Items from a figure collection

************

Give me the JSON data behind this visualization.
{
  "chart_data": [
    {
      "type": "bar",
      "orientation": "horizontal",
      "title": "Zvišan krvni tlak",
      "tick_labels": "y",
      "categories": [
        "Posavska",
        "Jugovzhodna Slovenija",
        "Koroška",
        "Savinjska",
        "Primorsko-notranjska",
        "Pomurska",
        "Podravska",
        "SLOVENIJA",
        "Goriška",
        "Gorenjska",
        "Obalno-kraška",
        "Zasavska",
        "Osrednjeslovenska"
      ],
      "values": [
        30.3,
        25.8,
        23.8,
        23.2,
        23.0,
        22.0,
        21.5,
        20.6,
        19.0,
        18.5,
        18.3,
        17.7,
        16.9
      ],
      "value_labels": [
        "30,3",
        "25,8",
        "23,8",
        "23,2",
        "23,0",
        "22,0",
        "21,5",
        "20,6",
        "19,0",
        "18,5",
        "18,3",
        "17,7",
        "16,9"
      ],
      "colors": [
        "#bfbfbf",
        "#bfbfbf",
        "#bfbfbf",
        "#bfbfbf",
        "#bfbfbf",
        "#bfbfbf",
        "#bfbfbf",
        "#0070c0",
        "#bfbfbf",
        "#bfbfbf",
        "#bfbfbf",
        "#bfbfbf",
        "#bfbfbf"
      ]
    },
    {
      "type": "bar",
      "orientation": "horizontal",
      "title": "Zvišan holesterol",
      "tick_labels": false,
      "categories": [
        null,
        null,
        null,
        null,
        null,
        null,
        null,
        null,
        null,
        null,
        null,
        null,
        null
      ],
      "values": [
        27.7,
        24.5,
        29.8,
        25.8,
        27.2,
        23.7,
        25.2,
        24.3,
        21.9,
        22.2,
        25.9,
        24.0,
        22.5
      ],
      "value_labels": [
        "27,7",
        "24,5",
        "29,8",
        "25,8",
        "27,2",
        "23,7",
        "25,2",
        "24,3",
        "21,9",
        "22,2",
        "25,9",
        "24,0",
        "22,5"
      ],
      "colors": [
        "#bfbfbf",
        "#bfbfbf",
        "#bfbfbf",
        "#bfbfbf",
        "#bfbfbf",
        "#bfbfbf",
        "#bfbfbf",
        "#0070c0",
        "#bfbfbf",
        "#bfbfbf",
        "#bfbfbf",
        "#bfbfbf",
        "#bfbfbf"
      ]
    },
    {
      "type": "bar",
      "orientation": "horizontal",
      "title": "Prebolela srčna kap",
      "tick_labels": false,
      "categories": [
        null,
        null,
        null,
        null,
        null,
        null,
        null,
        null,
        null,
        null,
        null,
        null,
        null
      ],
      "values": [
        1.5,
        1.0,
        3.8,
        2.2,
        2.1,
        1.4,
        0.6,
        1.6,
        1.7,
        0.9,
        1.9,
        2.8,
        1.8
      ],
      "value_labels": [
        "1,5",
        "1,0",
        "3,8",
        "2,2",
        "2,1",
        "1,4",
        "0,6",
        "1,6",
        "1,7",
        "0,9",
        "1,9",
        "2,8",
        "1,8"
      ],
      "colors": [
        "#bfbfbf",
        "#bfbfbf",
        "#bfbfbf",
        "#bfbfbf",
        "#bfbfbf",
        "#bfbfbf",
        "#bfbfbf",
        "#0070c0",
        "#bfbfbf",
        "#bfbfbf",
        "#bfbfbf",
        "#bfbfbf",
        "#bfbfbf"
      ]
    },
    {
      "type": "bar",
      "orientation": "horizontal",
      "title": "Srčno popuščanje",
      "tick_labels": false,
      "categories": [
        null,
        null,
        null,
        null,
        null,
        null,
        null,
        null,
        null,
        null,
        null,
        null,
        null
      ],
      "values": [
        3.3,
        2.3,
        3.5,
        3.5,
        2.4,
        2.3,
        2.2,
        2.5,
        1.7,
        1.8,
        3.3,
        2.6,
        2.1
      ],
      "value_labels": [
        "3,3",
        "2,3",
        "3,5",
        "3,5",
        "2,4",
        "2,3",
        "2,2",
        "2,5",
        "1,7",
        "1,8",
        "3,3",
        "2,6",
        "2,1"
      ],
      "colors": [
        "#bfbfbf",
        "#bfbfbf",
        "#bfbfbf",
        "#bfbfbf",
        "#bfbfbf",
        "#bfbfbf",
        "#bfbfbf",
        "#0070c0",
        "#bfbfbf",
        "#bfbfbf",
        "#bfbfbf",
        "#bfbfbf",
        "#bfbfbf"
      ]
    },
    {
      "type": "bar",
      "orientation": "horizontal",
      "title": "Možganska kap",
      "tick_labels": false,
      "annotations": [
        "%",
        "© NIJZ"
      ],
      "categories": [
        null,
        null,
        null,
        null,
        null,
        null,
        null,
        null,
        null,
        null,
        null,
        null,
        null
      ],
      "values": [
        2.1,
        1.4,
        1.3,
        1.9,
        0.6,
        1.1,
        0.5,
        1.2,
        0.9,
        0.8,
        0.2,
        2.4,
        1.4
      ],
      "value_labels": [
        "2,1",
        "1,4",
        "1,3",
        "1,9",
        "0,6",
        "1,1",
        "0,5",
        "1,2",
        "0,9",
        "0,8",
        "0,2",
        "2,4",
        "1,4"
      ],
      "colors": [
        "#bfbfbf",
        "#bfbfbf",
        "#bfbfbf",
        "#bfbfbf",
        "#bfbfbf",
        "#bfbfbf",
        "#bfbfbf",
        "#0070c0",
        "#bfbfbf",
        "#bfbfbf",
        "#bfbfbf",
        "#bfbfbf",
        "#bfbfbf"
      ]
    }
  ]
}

************

Transcribe the full listing above without leaving anything out.

Give me the JSON data behind this visualization.
{
  "chart_data": [
    {
      "type": "bar",
      "orientation": "horizontal",
      "title": "Zvišan krvni tlak",
      "tick_labels": "y",
      "categories": [
        "Posavska",
        "Jugovzhodna Slovenija",
        "Koroška",
        "Savinjska",
        "Primorsko-notranjska",
        "Pomurska",
        "Podravska",
        "SLOVENIJA",
        "Goriška",
        "Gorenjska",
        "Obalno-kraška",
        "Zasavska",
        "Osrednjeslovenska"
      ],
      "values": [
        30.3,
        25.8,
        23.8,
        23.2,
        23.0,
        22.0,
        21.5,
        20.6,
        19.0,
        18.5,
        18.3,
        17.7,
        16.9
      ],
      "value_labels": [
        "30,3",
        "25,8",
        "23,8",
        "23,2",
        "23,0",
        "22,0",
        "21,5",
        "20,6",
        "19,0",
        "18,5",
        "18,3",
        "17,7",
        "16,9"
      ],
      "colors": [
        "#bfbfbf",
        "#bfbfbf",
        "#bfbfbf",
        "#bfbfbf",
        "#bfbfbf",
        "#bfbfbf",
        "#bfbfbf",
        "#0070c0",
        "#bfbfbf",
        "#bfbfbf",
        "#bfbfbf",
        "#bfbfbf",
        "#bfbfbf"
      ]
    },
    {
      "type": "bar",
      "orientation": "horizontal",
      "title": "Zvišan holesterol",
      "tick_labels": false,
      "categories": [
        null,
        null,
        null,
        null,
        null,
        null,
        null,
        null,
        null,
        null,
        null,
        null,
        null
      ],
      "values": [
        27.7,
        24.5,
        29.8,
        25.8,
        27.2,
        23.7,
        25.2,
        24.3,
        21.9,
        22.2,
        25.9,
        24.0,
        22.5
      ],
      "value_labels": [
        "27,7",
        "24,5",
        "29,8",
        "25,8",
        "27,2",
        "23,7",
        "25,2",
        "24,3",
        "21,9",
        "22,2",
        "25,9",
        "24,0",
        "22,5"
      ],
      "colors": [
        "#bfbfbf",
        "#bfbfbf",
        "#bfbfbf",
        "#bfbfbf",
        "#bfbfbf",
        "#bfbfbf",
        "#bfbfbf",
        "#0070c0",
        "#bfbfbf",
        "#bfbfbf",
        "#bfbfbf",
        "#bfbfbf",
        "#bfbfbf"
      ]
    },
    {
      "type": "bar",
      "orientation": "horizontal",
      "title": "Prebolela srčna kap",
      "tick_labels": false,
      "categories": [
        null,
        null,
        null,
        null,
        null,
        null,
        null,
        null,
        null,
        null,
        null,
        null,
        null
      ],
      "values": [
        1.5,
        1.0,
        3.8,
        2.2,
        2.1,
        1.4,
        0.6,
        1.6,
        1.7,
        0.9,
        1.9,
        2.8,
        1.8
      ],
      "value_labels": [
        "1,5",
        "1,0",
        "3,8",
        "2,2",
        "2,1",
        "1,4",
        "0,6",
        "1,6",
        "1,7",
        "0,9",
        "1,9",
        "2,8",
        "1,8"
      ],
      "colors": [
        "#bfbfbf",
        "#bfbfbf",
        "#bfbfbf",
        "#bfbfbf",
        "#bfbfbf",
        "#bfbfbf",
        "#bfbfbf",
        "#0070c0",
        "#bfbfbf",
        "#bfbfbf",
        "#bfbfbf",
        "#bfbfbf",
        "#bfbfbf"
      ]
    },
    {
      "type": "bar",
      "orientation": "horizontal",
      "title": "Srčno popuščanje",
      "tick_labels": false,
      "categories": [
        null,
        null,
        null,
        null,
        null,
        null,
        null,
        null,
        null,
        null,
        null,
        null,
        null
      ],
      "values": [
        3.3,
        2.3,
        3.5,
        3.5,
        2.4,
        2.3,
        2.2,
        2.5,
        1.7,
        1.8,
        3.3,
        2.6,
        2.1
      ],
      "value_labels": [
        "3,3",
        "2,3",
        "3,5",
        "3,5",
        "2,4",
        "2,3",
        "2,2",
        "2,5",
        "1,7",
        "1,8",
        "3,3",
        "2,6",
        "2,1"
      ],
      "colors": [
        "#bfbfbf",
        "#bfbfbf",
        "#bfbfbf",
        "#bfbfbf",
        "#bfbfbf",
        "#bfbfbf",
        "#bfbfbf",
        "#0070c0",
        "#bfbfbf",
        "#bfbfbf",
        "#bfbfbf",
        "#bfbfbf",
        "#bfbfbf"
      ]
    },
    {
      "type": "bar",
      "orientation": "horizontal",
      "title": "Možganska kap",
      "tick_labels": false,
      "annotations": [
        "%",
        "© NIJZ"
      ],
      "categories": [
        null,
        null,
        null,
        null,
        null,
        null,
        null,
        null,
        null,
        null,
        null,
        null,
        null
      ],
      "values": [
        2.1,
        1.4,
        1.3,
        1.9,
        0.6,
        1.1,
        0.5,
        1.2,
        0.9,
        0.8,
        0.2,
        2.4,
        1.4
      ],
      "value_labels": [
        "2,1",
        "1,4",
        "1,3",
        "1,9",
        "0,6",
        "1,1",
        "0,5",
        "1,2",
        "0,9",
        "0,8",
        "0,2",
        "2,4",
        "1,4"
      ],
      "colors": [
        "#bfbfbf",
        "#bfbfbf",
        "#bfbfbf",
        "#bfbfbf",
        "#bfbfbf",
        "#bfbfbf",
        "#bfbfbf",
        "#0070c0",
        "#bfbfbf",
        "#bfbfbf",
        "#bfbfbf",
        "#bfbfbf",
        "#bfbfbf"
      ]
    }
  ]
}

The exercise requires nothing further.